Fragmento seleccionado –
····················

Vinos Don Goyo de
Ránquil
“En vez de azúcar,
uso miel”. Así de simple describe Carlos Carrasco, propietario de Vinos Don
Goyo, la innovación que implementó este año en la producción de espumantes a
partir de cepas País y Moscatel que cultiva en un pequeño predio de 2,4
hectáreas ubicado en el sector Uvas Blancas, comuna de Ránquil, donde también
está su pequeña bodega.
Pero para llegar a
eso ha debido sortear varios años de aprendizaje, con la mente puesta siempre
en elaborar vinos de calidad, con estándares muy superiores a los del Valle del
Itata: “muchos acá se conforman con vinificar a granel y vender a bajos precios
un producto de calidad media. Yo no vendo garrafas ni bidones de plástico, solo
botellas. He dedicado tiempo, esfuerzo y recursos para lograr un producto
bueno”.
Todo ese esfuerzo,
dice, ha valido la pena, pues vendió el ciento por ciento de su producción del
año pasado y obtuvo dos premios en el reconocido Concurso del Vino de Ránquil,
en su versión 2014: al espumante de Moscatel de Alejandría y al Late Harvest de
la misma cepa.
“El año pasado me
quedé corto. Vendí todo, principalmente en ferias, al detalle y a través de
convenios con empresas, no me interesan los supermercados. Tengo clientes en
Concepción, Chillán, Cauquenes, Cañete y Rancagua. De hecho, la venta directa
ha sido tan positiva, que he restringido mi participación en ferias, solo me
interesa el Concurso del Vino de Ránquil, que se realiza en noviembre, y en
esta versión presentaré el espumante fermentado con miel (que adquiere a
productores locales, de zonas con castaños y nogales), único en su tipo,
elaborado con el sistema tradicional (Champenoise), el creado por los
franceses”, relata.

····················

Extractos de datos –
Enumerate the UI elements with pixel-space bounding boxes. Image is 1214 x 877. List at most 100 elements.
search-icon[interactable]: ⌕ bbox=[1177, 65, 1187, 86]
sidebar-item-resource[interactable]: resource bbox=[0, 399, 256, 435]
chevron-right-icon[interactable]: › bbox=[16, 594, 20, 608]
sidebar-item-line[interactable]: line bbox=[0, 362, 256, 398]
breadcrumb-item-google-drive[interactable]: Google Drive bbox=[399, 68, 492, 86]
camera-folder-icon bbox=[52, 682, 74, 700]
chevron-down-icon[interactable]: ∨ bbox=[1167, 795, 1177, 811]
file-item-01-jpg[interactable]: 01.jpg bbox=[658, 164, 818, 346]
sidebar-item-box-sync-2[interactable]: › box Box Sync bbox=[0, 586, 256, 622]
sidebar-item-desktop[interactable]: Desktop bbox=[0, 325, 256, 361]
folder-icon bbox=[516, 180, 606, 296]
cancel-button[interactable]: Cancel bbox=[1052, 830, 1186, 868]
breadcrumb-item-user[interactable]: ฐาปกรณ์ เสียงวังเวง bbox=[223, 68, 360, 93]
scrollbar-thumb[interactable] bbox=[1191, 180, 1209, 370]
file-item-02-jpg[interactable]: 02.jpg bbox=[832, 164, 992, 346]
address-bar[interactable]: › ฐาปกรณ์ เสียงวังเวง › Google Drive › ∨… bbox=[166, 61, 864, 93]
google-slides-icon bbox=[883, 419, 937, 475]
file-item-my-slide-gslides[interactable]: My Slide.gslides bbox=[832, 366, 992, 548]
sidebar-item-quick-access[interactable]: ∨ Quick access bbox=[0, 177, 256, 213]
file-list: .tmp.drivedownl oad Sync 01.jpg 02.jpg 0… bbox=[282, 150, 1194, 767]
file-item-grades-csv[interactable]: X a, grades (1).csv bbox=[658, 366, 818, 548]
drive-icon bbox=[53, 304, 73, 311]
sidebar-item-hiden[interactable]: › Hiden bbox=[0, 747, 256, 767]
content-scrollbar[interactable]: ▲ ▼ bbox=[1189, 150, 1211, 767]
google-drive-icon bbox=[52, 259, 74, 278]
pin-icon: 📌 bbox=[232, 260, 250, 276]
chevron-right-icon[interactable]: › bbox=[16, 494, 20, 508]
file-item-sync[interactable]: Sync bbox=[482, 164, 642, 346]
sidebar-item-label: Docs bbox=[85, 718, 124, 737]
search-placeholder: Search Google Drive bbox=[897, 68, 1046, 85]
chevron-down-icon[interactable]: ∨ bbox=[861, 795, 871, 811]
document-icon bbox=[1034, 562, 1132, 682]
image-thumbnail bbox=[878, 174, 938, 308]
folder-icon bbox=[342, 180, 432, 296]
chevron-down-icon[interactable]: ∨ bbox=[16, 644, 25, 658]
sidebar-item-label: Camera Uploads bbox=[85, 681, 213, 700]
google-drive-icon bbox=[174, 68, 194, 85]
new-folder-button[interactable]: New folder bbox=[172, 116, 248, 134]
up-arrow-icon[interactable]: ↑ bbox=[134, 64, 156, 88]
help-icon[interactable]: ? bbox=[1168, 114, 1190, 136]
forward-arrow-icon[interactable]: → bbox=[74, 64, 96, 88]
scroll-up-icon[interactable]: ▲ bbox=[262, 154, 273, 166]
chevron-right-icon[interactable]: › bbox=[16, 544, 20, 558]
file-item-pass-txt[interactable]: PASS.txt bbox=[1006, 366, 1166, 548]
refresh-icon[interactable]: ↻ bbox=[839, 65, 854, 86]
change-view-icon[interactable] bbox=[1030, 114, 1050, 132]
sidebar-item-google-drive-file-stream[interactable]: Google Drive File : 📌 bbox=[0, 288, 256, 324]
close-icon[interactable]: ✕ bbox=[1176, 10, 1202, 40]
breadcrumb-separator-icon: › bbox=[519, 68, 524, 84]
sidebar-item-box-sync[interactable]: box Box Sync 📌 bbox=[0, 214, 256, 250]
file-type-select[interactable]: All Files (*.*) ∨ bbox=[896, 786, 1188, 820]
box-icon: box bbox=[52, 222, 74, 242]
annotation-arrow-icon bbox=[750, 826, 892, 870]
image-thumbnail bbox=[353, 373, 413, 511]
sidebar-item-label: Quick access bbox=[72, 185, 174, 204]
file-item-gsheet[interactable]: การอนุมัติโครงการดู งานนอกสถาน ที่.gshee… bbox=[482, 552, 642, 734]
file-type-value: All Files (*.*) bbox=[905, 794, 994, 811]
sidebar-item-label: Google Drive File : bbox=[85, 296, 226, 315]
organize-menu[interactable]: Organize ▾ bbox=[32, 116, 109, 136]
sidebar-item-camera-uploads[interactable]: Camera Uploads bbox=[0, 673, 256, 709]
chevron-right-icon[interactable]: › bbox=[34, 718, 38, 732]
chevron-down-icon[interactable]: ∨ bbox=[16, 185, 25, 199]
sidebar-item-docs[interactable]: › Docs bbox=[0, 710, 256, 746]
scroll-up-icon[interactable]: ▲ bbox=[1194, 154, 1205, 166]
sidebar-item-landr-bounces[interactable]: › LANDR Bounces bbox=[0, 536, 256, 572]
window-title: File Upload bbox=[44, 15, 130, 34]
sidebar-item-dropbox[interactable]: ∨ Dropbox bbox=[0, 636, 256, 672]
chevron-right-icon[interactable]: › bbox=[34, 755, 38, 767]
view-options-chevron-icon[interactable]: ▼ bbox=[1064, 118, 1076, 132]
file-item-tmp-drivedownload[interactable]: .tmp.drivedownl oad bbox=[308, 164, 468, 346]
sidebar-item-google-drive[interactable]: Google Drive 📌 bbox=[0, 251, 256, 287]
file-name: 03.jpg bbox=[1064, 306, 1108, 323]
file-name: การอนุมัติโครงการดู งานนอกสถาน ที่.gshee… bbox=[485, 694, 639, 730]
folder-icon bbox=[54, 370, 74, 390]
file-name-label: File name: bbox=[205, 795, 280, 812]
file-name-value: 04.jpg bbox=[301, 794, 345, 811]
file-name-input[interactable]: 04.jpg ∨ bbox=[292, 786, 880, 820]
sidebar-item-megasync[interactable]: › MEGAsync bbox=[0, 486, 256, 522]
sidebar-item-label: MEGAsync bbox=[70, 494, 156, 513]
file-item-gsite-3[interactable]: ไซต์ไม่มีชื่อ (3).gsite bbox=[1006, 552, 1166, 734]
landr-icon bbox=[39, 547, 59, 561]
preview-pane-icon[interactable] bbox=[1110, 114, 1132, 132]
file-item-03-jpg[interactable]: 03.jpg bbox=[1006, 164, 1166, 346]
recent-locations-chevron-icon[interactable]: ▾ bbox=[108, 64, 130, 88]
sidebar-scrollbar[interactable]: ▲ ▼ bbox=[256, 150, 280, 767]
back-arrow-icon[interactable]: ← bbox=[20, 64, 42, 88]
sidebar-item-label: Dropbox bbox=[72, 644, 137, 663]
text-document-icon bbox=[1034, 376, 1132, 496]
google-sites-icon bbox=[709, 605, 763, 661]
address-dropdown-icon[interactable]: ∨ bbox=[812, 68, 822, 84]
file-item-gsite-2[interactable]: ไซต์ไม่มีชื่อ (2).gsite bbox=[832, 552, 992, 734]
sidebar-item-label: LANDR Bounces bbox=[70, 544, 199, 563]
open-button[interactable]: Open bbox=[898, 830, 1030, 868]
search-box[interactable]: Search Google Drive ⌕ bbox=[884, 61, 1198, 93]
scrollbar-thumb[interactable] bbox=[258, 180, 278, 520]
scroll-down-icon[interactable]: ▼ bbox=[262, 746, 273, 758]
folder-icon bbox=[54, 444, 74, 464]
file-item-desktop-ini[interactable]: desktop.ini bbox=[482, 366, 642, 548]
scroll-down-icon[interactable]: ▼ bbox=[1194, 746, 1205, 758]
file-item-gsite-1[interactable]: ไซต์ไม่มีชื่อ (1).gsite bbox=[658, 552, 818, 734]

····················

Actividad propuesta –
Copia, sin alterar una sola palabra, el pasaje del texto sobre Vinos Don Goyo que abarca todo lo que hay desde «Vinos Don Goyo» hasta «su pequeña bodega.», ambos incluidos.

Resultado del ejercicio –
Vinos Don Goyo de
Ránquil
“En vez de azúcar,
uso miel”. Así de simple describe Carlos Carrasco, propietario de Vinos Don
Goyo, la innovación que implementó este año en la producción de espumantes a
partir de cepas País y Moscatel que cultiva en un pequeño predio de 2,4
hectáreas ubicado en el sector Uvas Blancas, comuna de Ránquil, donde también
está su pequeña bodega.